▶ WHAT YOU WILL DO
Find and copy each line of the records where the string "this" shows up.

▶ EXTRACTED MATERIAL
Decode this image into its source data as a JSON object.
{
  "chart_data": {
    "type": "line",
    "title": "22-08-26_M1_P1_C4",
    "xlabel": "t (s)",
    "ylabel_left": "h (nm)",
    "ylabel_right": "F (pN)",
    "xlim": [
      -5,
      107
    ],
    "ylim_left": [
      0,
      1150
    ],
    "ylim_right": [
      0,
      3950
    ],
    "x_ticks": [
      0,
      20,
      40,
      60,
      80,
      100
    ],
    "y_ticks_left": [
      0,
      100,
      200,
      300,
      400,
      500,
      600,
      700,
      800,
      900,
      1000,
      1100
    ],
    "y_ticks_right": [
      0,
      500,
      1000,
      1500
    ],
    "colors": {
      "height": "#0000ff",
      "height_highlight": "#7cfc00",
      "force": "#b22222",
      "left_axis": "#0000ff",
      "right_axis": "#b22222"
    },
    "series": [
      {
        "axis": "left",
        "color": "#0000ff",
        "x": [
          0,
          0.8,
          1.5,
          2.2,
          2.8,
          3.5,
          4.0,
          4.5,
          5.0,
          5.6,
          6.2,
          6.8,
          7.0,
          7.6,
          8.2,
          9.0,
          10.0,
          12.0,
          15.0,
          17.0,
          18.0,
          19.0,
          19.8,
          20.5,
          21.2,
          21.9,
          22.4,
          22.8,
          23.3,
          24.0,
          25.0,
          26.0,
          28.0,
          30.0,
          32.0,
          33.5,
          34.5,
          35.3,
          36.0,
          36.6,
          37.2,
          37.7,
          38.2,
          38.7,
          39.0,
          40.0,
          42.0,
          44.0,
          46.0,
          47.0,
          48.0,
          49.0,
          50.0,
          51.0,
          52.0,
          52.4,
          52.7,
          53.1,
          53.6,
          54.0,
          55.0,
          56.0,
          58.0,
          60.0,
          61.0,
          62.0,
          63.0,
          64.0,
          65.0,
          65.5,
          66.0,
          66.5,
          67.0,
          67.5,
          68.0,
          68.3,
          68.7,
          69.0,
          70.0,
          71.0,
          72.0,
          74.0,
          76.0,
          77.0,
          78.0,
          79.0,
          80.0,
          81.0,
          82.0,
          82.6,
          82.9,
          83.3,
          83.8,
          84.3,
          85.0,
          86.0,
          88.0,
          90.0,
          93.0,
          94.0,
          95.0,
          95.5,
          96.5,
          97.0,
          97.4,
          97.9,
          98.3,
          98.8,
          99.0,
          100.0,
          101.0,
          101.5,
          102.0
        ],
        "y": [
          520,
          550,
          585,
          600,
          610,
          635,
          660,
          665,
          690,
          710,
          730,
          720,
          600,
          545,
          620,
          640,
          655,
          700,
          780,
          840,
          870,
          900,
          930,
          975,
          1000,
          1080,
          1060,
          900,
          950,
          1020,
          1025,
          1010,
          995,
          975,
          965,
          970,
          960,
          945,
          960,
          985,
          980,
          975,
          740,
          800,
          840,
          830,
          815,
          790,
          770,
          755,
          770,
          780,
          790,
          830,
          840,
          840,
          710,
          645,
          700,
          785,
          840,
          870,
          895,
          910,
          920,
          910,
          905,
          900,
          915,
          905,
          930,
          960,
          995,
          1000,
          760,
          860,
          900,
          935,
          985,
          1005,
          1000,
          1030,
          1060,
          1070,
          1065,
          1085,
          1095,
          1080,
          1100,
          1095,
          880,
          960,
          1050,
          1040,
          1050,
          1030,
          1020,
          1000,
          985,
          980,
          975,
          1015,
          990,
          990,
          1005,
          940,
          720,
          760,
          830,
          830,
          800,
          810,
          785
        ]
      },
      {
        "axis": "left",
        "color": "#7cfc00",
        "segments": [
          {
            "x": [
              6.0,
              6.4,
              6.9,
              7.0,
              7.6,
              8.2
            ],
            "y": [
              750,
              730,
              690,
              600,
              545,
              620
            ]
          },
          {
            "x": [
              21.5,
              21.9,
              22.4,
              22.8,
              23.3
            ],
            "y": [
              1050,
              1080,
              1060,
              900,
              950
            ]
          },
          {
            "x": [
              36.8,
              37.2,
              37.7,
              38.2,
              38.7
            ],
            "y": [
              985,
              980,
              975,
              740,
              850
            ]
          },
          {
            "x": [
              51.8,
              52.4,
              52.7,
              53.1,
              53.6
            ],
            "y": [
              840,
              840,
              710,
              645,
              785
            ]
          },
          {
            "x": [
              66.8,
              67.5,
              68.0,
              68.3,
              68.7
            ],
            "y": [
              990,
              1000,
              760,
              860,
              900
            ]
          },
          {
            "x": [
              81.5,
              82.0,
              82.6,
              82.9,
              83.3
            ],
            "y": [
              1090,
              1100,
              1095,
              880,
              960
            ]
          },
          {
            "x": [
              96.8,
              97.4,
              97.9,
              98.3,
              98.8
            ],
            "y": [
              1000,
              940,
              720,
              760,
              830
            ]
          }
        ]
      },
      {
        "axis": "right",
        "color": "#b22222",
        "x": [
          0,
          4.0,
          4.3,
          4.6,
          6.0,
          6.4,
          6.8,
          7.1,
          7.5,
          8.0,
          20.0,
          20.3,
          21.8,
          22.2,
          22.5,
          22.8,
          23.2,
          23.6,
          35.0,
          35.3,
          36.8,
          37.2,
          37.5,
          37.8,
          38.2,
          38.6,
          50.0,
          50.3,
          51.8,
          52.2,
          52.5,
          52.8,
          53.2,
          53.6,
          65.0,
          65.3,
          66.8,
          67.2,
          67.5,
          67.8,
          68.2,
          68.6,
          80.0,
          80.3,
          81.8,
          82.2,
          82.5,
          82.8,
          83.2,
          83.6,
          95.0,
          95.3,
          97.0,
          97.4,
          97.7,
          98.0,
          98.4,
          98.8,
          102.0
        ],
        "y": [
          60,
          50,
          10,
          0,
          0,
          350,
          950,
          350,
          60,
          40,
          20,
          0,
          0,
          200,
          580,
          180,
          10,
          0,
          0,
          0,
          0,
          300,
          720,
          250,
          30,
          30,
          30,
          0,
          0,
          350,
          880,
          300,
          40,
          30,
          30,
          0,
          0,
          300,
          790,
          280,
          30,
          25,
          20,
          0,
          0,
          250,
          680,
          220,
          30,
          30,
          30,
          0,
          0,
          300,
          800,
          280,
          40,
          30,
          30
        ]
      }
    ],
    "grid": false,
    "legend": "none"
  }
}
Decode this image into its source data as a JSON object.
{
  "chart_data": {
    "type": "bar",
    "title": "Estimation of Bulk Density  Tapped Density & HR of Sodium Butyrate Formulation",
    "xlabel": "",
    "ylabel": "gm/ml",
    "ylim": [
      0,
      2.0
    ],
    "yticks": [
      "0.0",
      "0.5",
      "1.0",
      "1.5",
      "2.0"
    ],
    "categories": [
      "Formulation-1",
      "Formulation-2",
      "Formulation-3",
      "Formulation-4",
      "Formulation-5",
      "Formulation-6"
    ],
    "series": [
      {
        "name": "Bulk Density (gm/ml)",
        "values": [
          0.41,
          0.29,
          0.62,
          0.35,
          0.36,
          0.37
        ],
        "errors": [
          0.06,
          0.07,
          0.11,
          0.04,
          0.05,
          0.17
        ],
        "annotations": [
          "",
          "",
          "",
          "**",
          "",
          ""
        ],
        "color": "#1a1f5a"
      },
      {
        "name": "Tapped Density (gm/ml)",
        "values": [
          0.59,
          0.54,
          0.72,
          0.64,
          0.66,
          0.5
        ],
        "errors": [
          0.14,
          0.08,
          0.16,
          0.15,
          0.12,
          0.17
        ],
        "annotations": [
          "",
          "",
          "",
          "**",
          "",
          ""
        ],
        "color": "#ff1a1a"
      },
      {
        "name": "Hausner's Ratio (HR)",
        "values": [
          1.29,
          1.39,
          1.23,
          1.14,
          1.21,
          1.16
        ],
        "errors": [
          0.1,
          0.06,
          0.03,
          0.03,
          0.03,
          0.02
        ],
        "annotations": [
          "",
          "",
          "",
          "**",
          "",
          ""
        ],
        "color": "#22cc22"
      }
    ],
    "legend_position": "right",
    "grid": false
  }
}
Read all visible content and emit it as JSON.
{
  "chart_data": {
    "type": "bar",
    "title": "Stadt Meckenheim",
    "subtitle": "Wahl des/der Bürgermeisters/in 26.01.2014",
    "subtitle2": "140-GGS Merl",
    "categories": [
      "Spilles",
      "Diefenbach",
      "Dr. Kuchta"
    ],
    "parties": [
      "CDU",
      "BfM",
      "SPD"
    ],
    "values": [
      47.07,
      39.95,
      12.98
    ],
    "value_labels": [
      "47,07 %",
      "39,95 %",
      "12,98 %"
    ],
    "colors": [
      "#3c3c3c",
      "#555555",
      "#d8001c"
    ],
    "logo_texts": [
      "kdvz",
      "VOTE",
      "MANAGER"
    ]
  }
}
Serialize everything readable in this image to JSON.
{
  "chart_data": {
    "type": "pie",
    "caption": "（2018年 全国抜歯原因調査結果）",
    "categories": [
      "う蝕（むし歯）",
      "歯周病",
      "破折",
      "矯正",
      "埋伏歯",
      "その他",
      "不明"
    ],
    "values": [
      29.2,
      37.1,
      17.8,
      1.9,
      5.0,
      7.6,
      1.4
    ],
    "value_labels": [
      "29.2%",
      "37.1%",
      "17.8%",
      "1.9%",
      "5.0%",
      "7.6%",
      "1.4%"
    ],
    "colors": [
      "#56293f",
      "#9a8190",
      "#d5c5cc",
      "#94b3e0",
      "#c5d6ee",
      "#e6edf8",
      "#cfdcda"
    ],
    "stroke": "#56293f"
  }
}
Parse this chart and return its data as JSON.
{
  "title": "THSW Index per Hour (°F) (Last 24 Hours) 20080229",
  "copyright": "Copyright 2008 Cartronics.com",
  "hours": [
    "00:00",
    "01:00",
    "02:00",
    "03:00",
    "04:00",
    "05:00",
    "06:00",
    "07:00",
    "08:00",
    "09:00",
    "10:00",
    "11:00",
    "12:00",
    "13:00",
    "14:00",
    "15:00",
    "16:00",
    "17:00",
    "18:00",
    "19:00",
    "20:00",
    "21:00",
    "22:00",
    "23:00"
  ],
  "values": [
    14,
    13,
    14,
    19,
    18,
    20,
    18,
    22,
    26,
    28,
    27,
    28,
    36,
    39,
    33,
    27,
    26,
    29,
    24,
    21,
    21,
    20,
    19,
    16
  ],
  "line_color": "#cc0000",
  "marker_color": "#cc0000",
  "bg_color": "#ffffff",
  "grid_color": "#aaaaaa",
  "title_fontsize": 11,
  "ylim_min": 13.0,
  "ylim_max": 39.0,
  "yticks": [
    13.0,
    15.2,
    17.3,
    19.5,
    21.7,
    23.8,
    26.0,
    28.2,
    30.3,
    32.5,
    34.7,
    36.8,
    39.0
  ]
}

▶ RESULT BELOW
Decode this image into its source data as a JSON object.
Decode this image into its source data as a JSON object.
Serialize everything readable in this image to JSON.
Parse this chart and return its data as JSON.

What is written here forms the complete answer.